◆ Goal of the exercise
Repeat each line of the material exactly.

......

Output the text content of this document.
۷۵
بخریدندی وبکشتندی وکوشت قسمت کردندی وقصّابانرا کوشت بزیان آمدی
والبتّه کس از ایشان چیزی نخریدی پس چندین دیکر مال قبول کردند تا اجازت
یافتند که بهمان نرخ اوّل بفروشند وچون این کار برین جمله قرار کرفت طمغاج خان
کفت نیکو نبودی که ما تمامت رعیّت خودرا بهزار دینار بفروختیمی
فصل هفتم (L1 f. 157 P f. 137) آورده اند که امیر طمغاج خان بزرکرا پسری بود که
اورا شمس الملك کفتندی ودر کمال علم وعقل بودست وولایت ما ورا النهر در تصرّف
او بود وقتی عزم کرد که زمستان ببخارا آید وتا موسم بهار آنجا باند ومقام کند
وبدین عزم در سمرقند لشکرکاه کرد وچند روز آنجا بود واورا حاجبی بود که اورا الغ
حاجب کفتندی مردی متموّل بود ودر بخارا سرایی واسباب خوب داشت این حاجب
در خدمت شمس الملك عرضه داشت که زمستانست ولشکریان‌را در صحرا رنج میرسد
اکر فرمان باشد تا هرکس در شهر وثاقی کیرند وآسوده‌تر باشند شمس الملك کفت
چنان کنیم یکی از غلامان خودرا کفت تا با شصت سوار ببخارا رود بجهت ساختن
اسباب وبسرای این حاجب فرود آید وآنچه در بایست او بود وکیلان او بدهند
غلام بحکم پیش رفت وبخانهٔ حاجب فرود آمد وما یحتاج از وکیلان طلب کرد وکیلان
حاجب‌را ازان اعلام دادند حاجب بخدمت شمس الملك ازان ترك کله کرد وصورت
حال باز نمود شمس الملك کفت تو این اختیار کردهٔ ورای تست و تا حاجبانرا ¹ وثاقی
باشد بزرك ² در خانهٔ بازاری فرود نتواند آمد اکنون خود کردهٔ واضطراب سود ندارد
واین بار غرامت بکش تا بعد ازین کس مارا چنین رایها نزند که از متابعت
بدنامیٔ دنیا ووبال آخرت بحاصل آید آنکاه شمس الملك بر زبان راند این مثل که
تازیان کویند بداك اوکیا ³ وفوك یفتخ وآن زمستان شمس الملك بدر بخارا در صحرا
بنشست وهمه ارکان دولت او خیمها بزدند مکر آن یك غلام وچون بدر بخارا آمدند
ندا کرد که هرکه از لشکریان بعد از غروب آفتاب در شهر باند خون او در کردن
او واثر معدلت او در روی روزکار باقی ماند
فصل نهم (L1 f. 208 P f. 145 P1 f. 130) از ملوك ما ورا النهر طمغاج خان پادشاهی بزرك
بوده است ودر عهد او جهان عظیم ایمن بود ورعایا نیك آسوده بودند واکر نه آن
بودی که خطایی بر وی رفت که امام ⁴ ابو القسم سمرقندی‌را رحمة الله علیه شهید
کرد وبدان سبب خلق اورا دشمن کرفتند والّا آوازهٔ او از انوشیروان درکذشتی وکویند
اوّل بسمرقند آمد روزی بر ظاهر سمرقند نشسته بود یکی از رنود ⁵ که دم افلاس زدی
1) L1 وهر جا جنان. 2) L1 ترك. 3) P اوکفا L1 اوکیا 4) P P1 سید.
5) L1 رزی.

......

◆ Answer below
Output the text content of this document.
۷۵
بخریدندی وبکشتندی وکوشت قسمت کردندی وقصّابانرا کوشت بزیان آمدی
والبتّه کس از ایشان چیزی نخریدی پس چندین دیکر مال قبول کردند تا اجازت
یافتند که بهمان نرخ اوّل بفروشند وچون این کار برین جمله قرار کرفت طمغاج خان
کفت نیکو نبودی که ما تمامت رعیّت خودرا بهزار دینار بفروختیمی
فصل هفتم (L1 f. 157 P f. 137) آورده اند که امیر طمغاج خان بزرکرا پسری بود که
اورا شمس الملك کفتندی ودر کمال علم وعقل بودست وولایت ما ورا النهر در تصرّف
او بود وقتی عزم کرد که زمستان ببخارا آید وتا موسم بهار آنجا باند ومقام کند
وبدین عزم در سمرقند لشکرکاه کرد وچند روز آنجا بود واورا حاجبی بود که اورا الغ
حاجب کفتندی مردی متموّل بود ودر بخارا سرایی واسباب خوب داشت این حاجب
در خدمت شمس الملك عرضه داشت که زمستانست ولشکریان‌را در صحرا رنج میرسد
اکر فرمان باشد تا هرکس در شهر وثاقی کیرند وآسوده‌تر باشند شمس الملك کفت
چنان کنیم یکی از غلامان خودرا کفت تا با شصت سوار ببخارا رود بجهت ساختن
اسباب وبسرای این حاجب فرود آید وآنچه در بایست او بود وکیلان او بدهند
غلام بحکم پیش رفت وبخانهٔ حاجب فرود آمد وما یحتاج از وکیلان طلب کرد وکیلان
حاجب‌را ازان اعلام دادند حاجب بخدمت شمس الملك ازان ترك کله کرد وصورت
حال باز نمود شمس الملك کفت تو این اختیار کردهٔ ورای تست و تا حاجبانرا ¹ وثاقی
باشد بزرك ² در خانهٔ بازاری فرود نتواند آمد اکنون خود کردهٔ واضطراب سود ندارد
واین بار غرامت بکش تا بعد ازین کس مارا چنین رایها نزند که از متابعت
بدنامیٔ دنیا ووبال آخرت بحاصل آید آنکاه شمس الملك بر زبان راند این مثل که
تازیان کویند بداك اوکیا ³ وفوك یفتخ وآن زمستان شمس الملك بدر بخارا در صحرا
بنشست وهمه ارکان دولت او خیمها بزدند مکر آن یك غلام وچون بدر بخارا آمدند
ندا کرد که هرکه از لشکریان بعد از غروب آفتاب در شهر باند خون او در کردن
او واثر معدلت او در روی روزکار باقی ماند
فصل نهم (L1 f. 208 P f. 145 P1 f. 130) از ملوك ما ورا النهر طمغاج خان پادشاهی بزرك
بوده است ودر عهد او جهان عظیم ایمن بود ورعایا نیك آسوده بودند واکر نه آن
بودی که خطایی بر وی رفت که امام ⁴ ابو القسم سمرقندی‌را رحمة الله علیه شهید
کرد وبدان سبب خلق اورا دشمن کرفتند والّا آوازهٔ او از انوشیروان درکذشتی وکویند
اوّل بسمرقند آمد روزی بر ظاهر سمرقند نشسته بود یکی از رنود ⁵ که دم افلاس زدی
1) L1 وهر جا جنان. 2) L1 ترك. 3) P اوکفا L1 اوکیا 4) P P1 سید.
5) L1 رزی.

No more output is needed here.